§ **Short task**: An exact copy of every record is needed.

**** Data listing ****

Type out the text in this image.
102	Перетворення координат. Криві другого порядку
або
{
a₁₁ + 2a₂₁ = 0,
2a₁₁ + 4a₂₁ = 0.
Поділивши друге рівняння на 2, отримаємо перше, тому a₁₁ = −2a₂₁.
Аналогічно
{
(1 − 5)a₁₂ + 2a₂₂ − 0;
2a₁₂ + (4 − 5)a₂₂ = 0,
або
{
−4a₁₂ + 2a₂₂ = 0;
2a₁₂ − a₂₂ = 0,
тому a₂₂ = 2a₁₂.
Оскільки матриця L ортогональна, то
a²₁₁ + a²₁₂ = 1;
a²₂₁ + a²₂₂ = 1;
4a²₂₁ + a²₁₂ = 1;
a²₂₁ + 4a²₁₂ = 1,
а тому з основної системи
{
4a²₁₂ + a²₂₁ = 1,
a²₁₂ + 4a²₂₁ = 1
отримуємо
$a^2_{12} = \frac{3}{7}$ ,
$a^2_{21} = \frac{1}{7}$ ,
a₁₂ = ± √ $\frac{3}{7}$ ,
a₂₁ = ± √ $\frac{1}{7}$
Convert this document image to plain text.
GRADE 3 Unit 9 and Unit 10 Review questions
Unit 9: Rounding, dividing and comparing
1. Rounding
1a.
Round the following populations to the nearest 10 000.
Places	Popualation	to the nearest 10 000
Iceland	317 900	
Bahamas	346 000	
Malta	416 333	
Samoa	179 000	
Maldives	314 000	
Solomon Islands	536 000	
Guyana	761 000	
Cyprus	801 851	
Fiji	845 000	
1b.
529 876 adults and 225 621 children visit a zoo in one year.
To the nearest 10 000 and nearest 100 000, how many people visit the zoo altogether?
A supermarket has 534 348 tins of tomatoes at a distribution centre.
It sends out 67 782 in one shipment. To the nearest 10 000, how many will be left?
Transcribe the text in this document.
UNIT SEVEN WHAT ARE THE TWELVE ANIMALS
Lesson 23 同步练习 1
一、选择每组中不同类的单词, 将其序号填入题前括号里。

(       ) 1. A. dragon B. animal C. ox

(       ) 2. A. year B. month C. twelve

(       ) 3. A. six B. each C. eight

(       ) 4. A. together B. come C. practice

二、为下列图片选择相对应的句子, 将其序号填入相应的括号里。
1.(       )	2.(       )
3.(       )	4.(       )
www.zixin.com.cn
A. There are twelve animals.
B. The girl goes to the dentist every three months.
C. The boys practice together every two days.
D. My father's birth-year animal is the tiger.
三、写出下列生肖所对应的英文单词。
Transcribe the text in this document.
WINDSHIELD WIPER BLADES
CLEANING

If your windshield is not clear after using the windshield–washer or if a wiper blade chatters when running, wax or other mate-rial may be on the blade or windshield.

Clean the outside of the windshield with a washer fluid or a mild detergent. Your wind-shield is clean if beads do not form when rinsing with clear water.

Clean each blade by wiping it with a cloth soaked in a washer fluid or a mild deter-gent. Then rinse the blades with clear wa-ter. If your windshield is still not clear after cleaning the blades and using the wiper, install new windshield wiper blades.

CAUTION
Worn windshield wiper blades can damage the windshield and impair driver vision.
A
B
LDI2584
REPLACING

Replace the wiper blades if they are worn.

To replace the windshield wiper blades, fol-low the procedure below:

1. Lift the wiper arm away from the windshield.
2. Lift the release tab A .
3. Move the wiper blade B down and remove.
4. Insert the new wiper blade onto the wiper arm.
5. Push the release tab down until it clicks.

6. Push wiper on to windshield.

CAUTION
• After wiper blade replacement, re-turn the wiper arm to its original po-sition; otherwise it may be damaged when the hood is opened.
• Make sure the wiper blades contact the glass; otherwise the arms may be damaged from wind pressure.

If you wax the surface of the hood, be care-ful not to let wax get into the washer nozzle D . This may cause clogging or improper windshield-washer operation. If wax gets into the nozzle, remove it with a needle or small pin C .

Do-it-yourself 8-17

****

§ **Response to the task**:
Type out the text in this image.
102	Перетворення координат. Криві другого порядку
або
{
a₁₁ + 2a₂₁ = 0,
2a₁₁ + 4a₂₁ = 0.
Поділивши друге рівняння на 2, отримаємо перше, тому a₁₁ = −2a₂₁.
Аналогічно
{
(1 − 5)a₁₂ + 2a₂₂ − 0;
2a₁₂ + (4 − 5)a₂₂ = 0,
або
{
−4a₁₂ + 2a₂₂ = 0;
2a₁₂ − a₂₂ = 0,
тому a₂₂ = 2a₁₂.
Оскільки матриця L ортогональна, то
a²₁₁ + a²₁₂ = 1;
a²₂₁ + a²₂₂ = 1;
4a²₂₁ + a²₁₂ = 1;
a²₂₁ + 4a²₁₂ = 1,
а тому з основної системи
{
4a²₁₂ + a²₂₁ = 1,
a²₁₂ + 4a²₂₁ = 1
отримуємо
$a^2_{12} = \frac{3}{7}$ ,
$a^2_{21} = \frac{1}{7}$ ,
a₁₂ = ± √ $\frac{3}{7}$ ,
a₂₁ = ± √ $\frac{1}{7}$
Convert this document image to plain text.
GRADE 3 Unit 9 and Unit 10 Review questions
Unit 9: Rounding, dividing and comparing
1. Rounding
1a.
Round the following populations to the nearest 10 000.
Places	Popualation	to the nearest 10 000
Iceland	317 900	
Bahamas	346 000	
Malta	416 333	
Samoa	179 000	
Maldives	314 000	
Solomon Islands	536 000	
Guyana	761 000	
Cyprus	801 851	
Fiji	845 000	
1b.
529 876 adults and 225 621 children visit a zoo in one year.
To the nearest 10 000 and nearest 100 000, how many people visit the zoo altogether?
A supermarket has 534 348 tins of tomatoes at a distribution centre.
It sends out 67 782 in one shipment. To the nearest 10 000, how many will be left?
Transcribe the text in this document.
UNIT SEVEN WHAT ARE THE TWELVE ANIMALS
Lesson 23 同步练习 1
一、选择每组中不同类的单词, 将其序号填入题前括号里。

(       ) 1. A. dragon B. animal C. ox

(       ) 2. A. year B. month C. twelve

(       ) 3. A. six B. each C. eight

(       ) 4. A. together B. come C. practice

二、为下列图片选择相对应的句子, 将其序号填入相应的括号里。
1.(       )	2.(       )
3.(       )	4.(       )
www.zixin.com.cn
A. There are twelve animals.
B. The girl goes to the dentist every three months.
C. The boys practice together every two days.
D. My father's birth-year animal is the tiger.
三、写出下列生肖所对应的英文单词。
Transcribe the text in this document.
WINDSHIELD WIPER BLADES
CLEANING

If your windshield is not clear after using the windshield–washer or if a wiper blade chatters when running, wax or other mate-rial may be on the blade or windshield.

Clean the outside of the windshield with a washer fluid or a mild detergent. Your wind-shield is clean if beads do not form when rinsing with clear water.

Clean each blade by wiping it with a cloth soaked in a washer fluid or a mild deter-gent. Then rinse the blades with clear wa-ter. If your windshield is still not clear after cleaning the blades and using the wiper, install new windshield wiper blades.

CAUTION
Worn windshield wiper blades can damage the windshield and impair driver vision.
A
B
LDI2584
REPLACING

Replace the wiper blades if they are worn.

To replace the windshield wiper blades, fol-low the procedure below:

1. Lift the wiper arm away from the windshield.
2. Lift the release tab A .
3. Move the wiper blade B down and remove.
4. Insert the new wiper blade onto the wiper arm.
5. Push the release tab down until it clicks.

6. Push wiper on to windshield.

CAUTION
• After wiper blade replacement, re-turn the wiper arm to its original po-sition; otherwise it may be damaged when the hood is opened.
• Make sure the wiper blades contact the glass; otherwise the arms may be damaged from wind pressure.

If you wax the surface of the hood, be care-ful not to let wax get into the washer nozzle D . This may cause clogging or improper windshield-washer operation. If wax gets into the nozzle, remove it with a needle or small pin C .

Do-it-yourself 8-17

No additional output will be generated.